- **What the task asks**:
Repeat each entry exactly and drop the pictures.

- **Data listing**:
##############################

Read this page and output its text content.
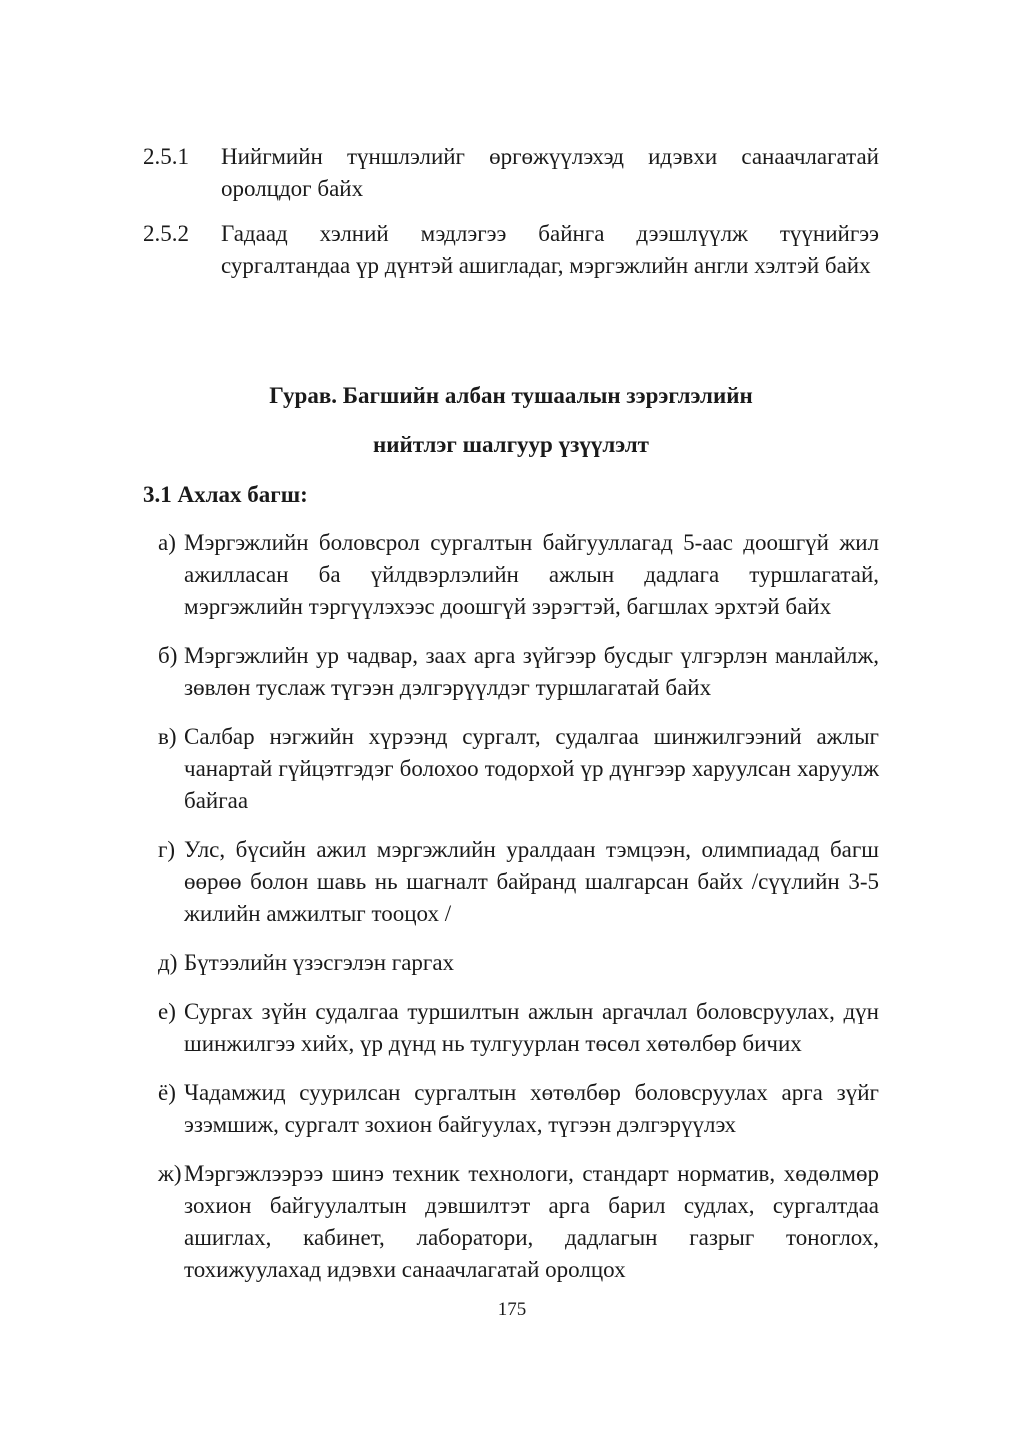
2.5.1 Нийгмийн түншлэлийг өргөжүүлэхэд идэвхи санаачлагатай оролцдог байх
2.5.2 Гадаад хэлний мэдлэгээ байнга дээшлүүлж түүнийгээ сургалтандаа үр дүнтэй ашигладаг, мэргэжлийн англи хэлтэй байх
Гурав. Багшийн албан тушаалын зэрэглэлийн
нийтлэг шалгуур үзүүлэлт
3.1 Ахлах багш:
а) Мэргэжлийн боловсрол сургалтын байгууллагад 5-аас доошгүй жил ажилласан ба үйлдвэрлэлийн ажлын дадлага туршлагатай, мэргэжлийн тэргүүлэхээс доошгүй зэрэгтэй, багшлах эрхтэй байх
б) Мэргэжлийн ур чадвар, заах арга зүйгээр бусдыг үлгэрлэн манлайлж, зөвлөн туслаж түгээн дэлгэрүүлдэг туршлагатай байх
в) Салбар нэгжийн хүрээнд сургалт, судалгаа шинжилгээний ажлыг чанартай гүйцэтгэдэг болохоо тодорхой үр дүнгээр харуулсан харуулж байгаа
г) Улс, бүсийн ажил мэргэжлийн уралдаан тэмцээн, олимпиадад багш өөрөө болон шавь нь шагналт байранд шалгарсан байх /сүүлийн 3-5 жилийн амжилтыг тооцох /
д) Бүтээлийн үзэсгэлэн гаргах
е) Сургах зүйн судалгаа туршилтын ажлын аргачлал боловсруулах, дүн шинжилгээ хийх, үр дүнд нь тулгуурлан төсөл хөтөлбөр бичих
ё) Чадамжид суурилсан сургалтын хөтөлбөр боловсруулах арга зүйг эзэмшиж, сургалт зохион байгуулах, түгээн дэлгэрүүлэх
ж) Мэргэжлээрээ шинэ техник технологи, стандарт норматив, хөдөлмөр зохион байгуулалтын дэвшилтэт арга барил судлах, сургалтдаа ашиглах, кабинет, лаборатори, дадлагын газрыг тоноглох, тохижуулахад идэвхи санаачлагатай оролцох
175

##############################

- **The completed task**:
Read this page and output its text content.
2.5.1 Нийгмийн түншлэлийг өргөжүүлэхэд идэвхи санаачлагатай оролцдог байх
2.5.2 Гадаад хэлний мэдлэгээ байнга дээшлүүлж түүнийгээ сургалтандаа үр дүнтэй ашигладаг, мэргэжлийн англи хэлтэй байх
Гурав. Багшийн албан тушаалын зэрэглэлийн
нийтлэг шалгуур үзүүлэлт
3.1 Ахлах багш:
а) Мэргэжлийн боловсрол сургалтын байгууллагад 5-аас доошгүй жил ажилласан ба үйлдвэрлэлийн ажлын дадлага туршлагатай, мэргэжлийн тэргүүлэхээс доошгүй зэрэгтэй, багшлах эрхтэй байх
б) Мэргэжлийн ур чадвар, заах арга зүйгээр бусдыг үлгэрлэн манлайлж, зөвлөн туслаж түгээн дэлгэрүүлдэг туршлагатай байх
в) Салбар нэгжийн хүрээнд сургалт, судалгаа шинжилгээний ажлыг чанартай гүйцэтгэдэг болохоо тодорхой үр дүнгээр харуулсан харуулж байгаа
г) Улс, бүсийн ажил мэргэжлийн уралдаан тэмцээн, олимпиадад багш өөрөө болон шавь нь шагналт байранд шалгарсан байх /сүүлийн 3-5 жилийн амжилтыг тооцох /
д) Бүтээлийн үзэсгэлэн гаргах
е) Сургах зүйн судалгаа туршилтын ажлын аргачлал боловсруулах, дүн шинжилгээ хийх, үр дүнд нь тулгуурлан төсөл хөтөлбөр бичих
ё) Чадамжид суурилсан сургалтын хөтөлбөр боловсруулах арга зүйг эзэмшиж, сургалт зохион байгуулах, түгээн дэлгэрүүлэх
ж) Мэргэжлээрээ шинэ техник технологи, стандарт норматив, хөдөлмөр зохион байгуулалтын дэвшилтэт арга барил судлах, сургалтдаа ашиглах, кабинет, лаборатори, дадлагын газрыг тоноглох, тохижуулахад идэвхи санаачлагатай оролцох
175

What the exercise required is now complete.